■ TASK INSTRUCTIONS:
Return the listing below unchanged, minus its pictures.

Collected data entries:

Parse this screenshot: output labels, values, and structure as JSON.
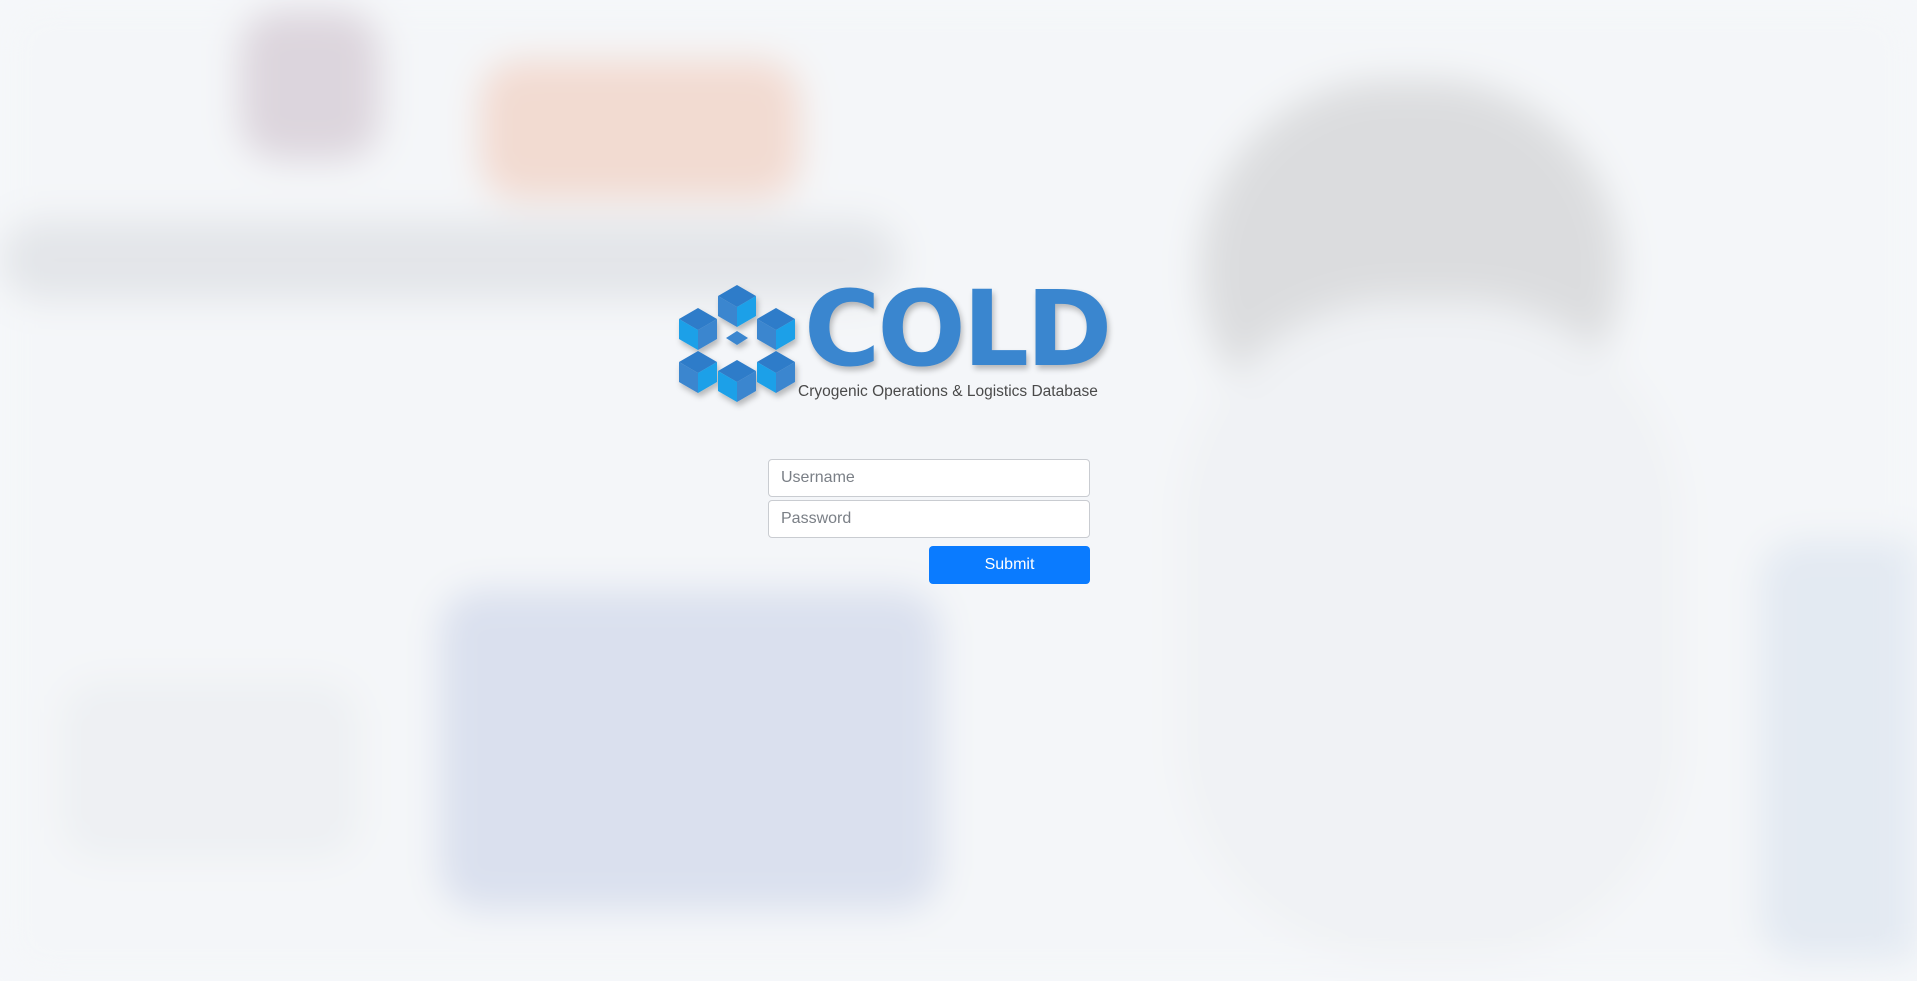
{
  "logo": {
    "name": "COLD",
    "tagline": "Cryogenic Operations & Logistics Database",
    "icon": "snowflake-hexagon-icon",
    "color": "#3a86cf",
    "accent_color": "#1aa0e8"
  },
  "login_form": {
    "username_placeholder": "Username",
    "password_placeholder": "Password",
    "submit_label": "Submit",
    "submit_color": "#0a7bff"
  },
  "background": {
    "description_icon": "laboratory-photo-background"
  }
}
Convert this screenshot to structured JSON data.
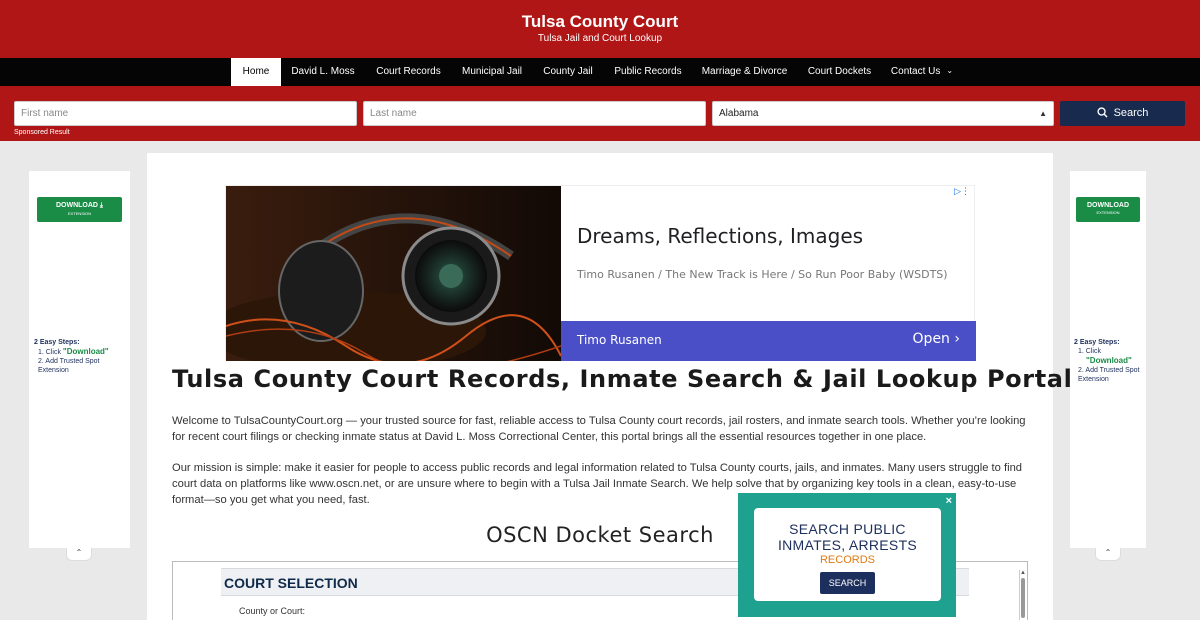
{
  "header": {
    "title": "Tulsa County Court",
    "subtitle": "Tulsa Jail and Court Lookup"
  },
  "nav": {
    "items": [
      {
        "label": "Home",
        "active": true
      },
      {
        "label": "David L. Moss"
      },
      {
        "label": "Court Records"
      },
      {
        "label": "Municipal Jail"
      },
      {
        "label": "County Jail"
      },
      {
        "label": "Public Records"
      },
      {
        "label": "Marriage & Divorce"
      },
      {
        "label": "Court Dockets"
      },
      {
        "label": "Contact Us"
      }
    ]
  },
  "search": {
    "first_placeholder": "First name",
    "last_placeholder": "Last name",
    "state_value": "Alabama",
    "button_label": "Search",
    "sponsored": "Sponsored Result"
  },
  "sidebar_ad": {
    "download_label": "DOWNLOAD",
    "download_sub": "EXTENSION",
    "steps_heading": "2 Easy Steps:",
    "step1_prefix": "Click",
    "step1_link": "\"Download\"",
    "step2": "Add Trusted Spot Extension"
  },
  "ad": {
    "headline": "Dreams, Reflections, Images",
    "text": "Timo Rusanen / The New Track is Here / So Run Poor Baby (WSDTS)",
    "advertiser": "Timo Rusanen",
    "cta": "Open"
  },
  "main": {
    "title": "Tulsa County Court Records, Inmate Search & Jail Lookup Portal",
    "para1": "Welcome to TulsaCountyCourt.org — your trusted source for fast, reliable access to Tulsa County court records, jail rosters, and inmate search tools. Whether you’re looking for recent court filings or checking inmate status at David L. Moss Correctional Center, this portal brings all the essential resources together in one place.",
    "para2": "Our mission is simple: make it easier for people to access public records and legal information related to Tulsa County courts, jails, and inmates. Many users struggle to find court data on platforms like www.oscn.net, or are unsure where to begin with a Tulsa Jail Inmate Search. We help solve that by organizing key tools in a clean, easy-to-use format—so you get what you need, fast.",
    "section_heading": "OSCN Docket Search",
    "embed_heading": "COURT SELECTION",
    "embed_label": "County or Court:"
  },
  "popup": {
    "line1": "SEARCH PUBLIC INMATES, ARRESTS",
    "line2": "RECORDS",
    "button": "SEARCH",
    "close": "×"
  },
  "colors": {
    "brand_red": "#b01616",
    "nav_black": "#050505",
    "search_navy": "#182a4e",
    "popup_teal": "#1fa18f",
    "download_green": "#1a8c46"
  }
}
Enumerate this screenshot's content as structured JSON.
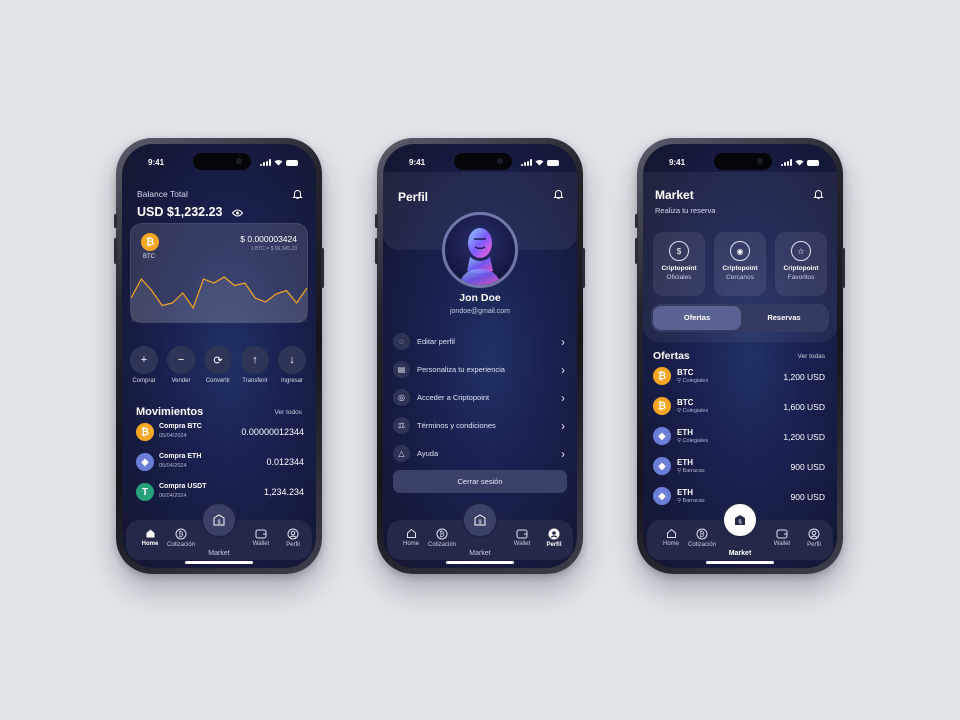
{
  "status_time": "9:41",
  "nav": {
    "items": [
      "Home",
      "Cotización",
      "Market",
      "Wallet",
      "Perfil"
    ]
  },
  "home": {
    "balance_label": "Balance Total",
    "balance_value": "USD $1,232.23",
    "btc": {
      "symbol": "BTC",
      "amount": "$ 0.000003424",
      "sub": "1 BTC = $ 66,345.23"
    },
    "chart_data": {
      "type": "line",
      "values": [
        40,
        78,
        55,
        25,
        30,
        50,
        20,
        78,
        70,
        82,
        65,
        70,
        40,
        32,
        48,
        55,
        30,
        60
      ]
    },
    "actions": [
      "Comprar",
      "Vender",
      "Convertir",
      "Transferir",
      "Ingresar"
    ],
    "movements_title": "Movimientos",
    "see_all": "Ver todos",
    "movements": [
      {
        "title": "Compra BTC",
        "date": "05/04/2024",
        "amount": "0.00000012344",
        "coin": "B"
      },
      {
        "title": "Compra ETH",
        "date": "05/04/2024",
        "amount": "0.012344",
        "coin": "E"
      },
      {
        "title": "Compra USDT",
        "date": "06/04/2024",
        "amount": "1,234.234",
        "coin": "T"
      }
    ]
  },
  "profile": {
    "title": "Perfil",
    "name": "Jon Doe",
    "email": "jondoe@gmail.com",
    "menu": [
      "Editar perfil",
      "Personaliza tu experiencia",
      "Acceder a Criptopoint",
      "Términos y condiciones",
      "Ayuda"
    ],
    "logout": "Cerrar sesión"
  },
  "market": {
    "title": "Market",
    "subtitle": "Realiza tu reserva",
    "cards": [
      {
        "title": "Criptopoint",
        "sub": "Oficiales"
      },
      {
        "title": "Criptopoint",
        "sub": "Cercanos"
      },
      {
        "title": "Criptopoint",
        "sub": "Favoritos"
      }
    ],
    "tabs": [
      "Ofertas",
      "Reservas"
    ],
    "offers_title": "Ofertas",
    "see_all": "Ver todas",
    "offers": [
      {
        "symbol": "BTC",
        "place": "Colegiales",
        "price": "1,200 USD",
        "coin": "B"
      },
      {
        "symbol": "BTC",
        "place": "Colegiales",
        "price": "1,600 USD",
        "coin": "B"
      },
      {
        "symbol": "ETH",
        "place": "Colegiales",
        "price": "1,200 USD",
        "coin": "E"
      },
      {
        "symbol": "ETH",
        "place": "Barracas",
        "price": "900 USD",
        "coin": "E"
      },
      {
        "symbol": "ETH",
        "place": "Barracas",
        "price": "900 USD",
        "coin": "E"
      }
    ]
  }
}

■ EXERCISE RESPONSE:
Parse this screenshot: output labels, values, and structure as JSON.
{
  "logo": {
    "name": "COLD",
    "tagline": "Cryogenic Operations & Logistics Database",
    "icon": "snowflake-hexagon-icon",
    "color": "#3a86cf",
    "accent_color": "#1aa0e8"
  },
  "login_form": {
    "username_placeholder": "Username",
    "password_placeholder": "Password",
    "submit_label": "Submit",
    "submit_color": "#0a7bff"
  },
  "background": {
    "description_icon": "laboratory-photo-background"
  }
}
Convert this screenshot to structured JSON data.
{
  "header": {
    "title": "Tulsa County Court",
    "subtitle": "Tulsa Jail and Court Lookup"
  },
  "nav": {
    "items": [
      {
        "label": "Home",
        "active": true
      },
      {
        "label": "David L. Moss"
      },
      {
        "label": "Court Records"
      },
      {
        "label": "Municipal Jail"
      },
      {
        "label": "County Jail"
      },
      {
        "label": "Public Records"
      },
      {
        "label": "Marriage & Divorce"
      },
      {
        "label": "Court Dockets"
      },
      {
        "label": "Contact Us"
      }
    ]
  },
  "search": {
    "first_placeholder": "First name",
    "last_placeholder": "Last name",
    "state_value": "Alabama",
    "button_label": "Search",
    "sponsored": "Sponsored Result"
  },
  "sidebar_ad": {
    "download_label": "DOWNLOAD",
    "download_sub": "EXTENSION",
    "steps_heading": "2 Easy Steps:",
    "step1_prefix": "Click",
    "step1_link": "\"Download\"",
    "step2": "Add Trusted Spot Extension"
  },
  "ad": {
    "headline": "Dreams, Reflections, Images",
    "text": "Timo Rusanen / The New Track is Here / So Run Poor Baby (WSDTS)",
    "advertiser": "Timo Rusanen",
    "cta": "Open"
  },
  "main": {
    "title": "Tulsa County Court Records, Inmate Search & Jail Lookup Portal",
    "para1": "Welcome to TulsaCountyCourt.org — your trusted source for fast, reliable access to Tulsa County court records, jail rosters, and inmate search tools. Whether you’re looking for recent court filings or checking inmate status at David L. Moss Correctional Center, this portal brings all the essential resources together in one place.",
    "para2": "Our mission is simple: make it easier for people to access public records and legal information related to Tulsa County courts, jails, and inmates. Many users struggle to find court data on platforms like www.oscn.net, or are unsure where to begin with a Tulsa Jail Inmate Search. We help solve that by organizing key tools in a clean, easy-to-use format—so you get what you need, fast.",
    "section_heading": "OSCN Docket Search",
    "embed_heading": "COURT SELECTION",
    "embed_label": "County or Court:"
  },
  "popup": {
    "line1": "SEARCH PUBLIC INMATES, ARRESTS",
    "line2": "RECORDS",
    "button": "SEARCH",
    "close": "×"
  },
  "colors": {
    "brand_red": "#b01616",
    "nav_black": "#050505",
    "search_navy": "#182a4e",
    "popup_teal": "#1fa18f",
    "download_green": "#1a8c46"
  }
}
Enumerate this screenshot's content as structured JSON.
{
  "status_time": "9:41",
  "nav": {
    "items": [
      "Home",
      "Cotización",
      "Market",
      "Wallet",
      "Perfil"
    ]
  },
  "home": {
    "balance_label": "Balance Total",
    "balance_value": "USD $1,232.23",
    "btc": {
      "symbol": "BTC",
      "amount": "$ 0.000003424",
      "sub": "1 BTC = $ 66,345.23"
    },
    "chart_data": {
      "type": "line",
      "values": [
        40,
        78,
        55,
        25,
        30,
        50,
        20,
        78,
        70,
        82,
        65,
        70,
        40,
        32,
        48,
        55,
        30,
        60
      ]
    },
    "actions": [
      "Comprar",
      "Vender",
      "Convertir",
      "Transferir",
      "Ingresar"
    ],
    "movements_title": "Movimientos",
    "see_all": "Ver todos",
    "movements": [
      {
        "title": "Compra BTC",
        "date": "05/04/2024",
        "amount": "0.00000012344",
        "coin": "B"
      },
      {
        "title": "Compra ETH",
        "date": "05/04/2024",
        "amount": "0.012344",
        "coin": "E"
      },
      {
        "title": "Compra USDT",
        "date": "06/04/2024",
        "amount": "1,234.234",
        "coin": "T"
      }
    ]
  },
  "profile": {
    "title": "Perfil",
    "name": "Jon Doe",
    "email": "jondoe@gmail.com",
    "menu": [
      "Editar perfil",
      "Personaliza tu experiencia",
      "Acceder a Criptopoint",
      "Términos y condiciones",
      "Ayuda"
    ],
    "logout": "Cerrar sesión"
  },
  "market": {
    "title": "Market",
    "subtitle": "Realiza tu reserva",
    "cards": [
      {
        "title": "Criptopoint",
        "sub": "Oficiales"
      },
      {
        "title": "Criptopoint",
        "sub": "Cercanos"
      },
      {
        "title": "Criptopoint",
        "sub": "Favoritos"
      }
    ],
    "tabs": [
      "Ofertas",
      "Reservas"
    ],
    "offers_title": "Ofertas",
    "see_all": "Ver todas",
    "offers": [
      {
        "symbol": "BTC",
        "place": "Colegiales",
        "price": "1,200 USD",
        "coin": "B"
      },
      {
        "symbol": "BTC",
        "place": "Colegiales",
        "price": "1,600 USD",
        "coin": "B"
      },
      {
        "symbol": "ETH",
        "place": "Colegiales",
        "price": "1,200 USD",
        "coin": "E"
      },
      {
        "symbol": "ETH",
        "place": "Barracas",
        "price": "900 USD",
        "coin": "E"
      },
      {
        "symbol": "ETH",
        "place": "Barracas",
        "price": "900 USD",
        "coin": "E"
      }
    ]
  }
}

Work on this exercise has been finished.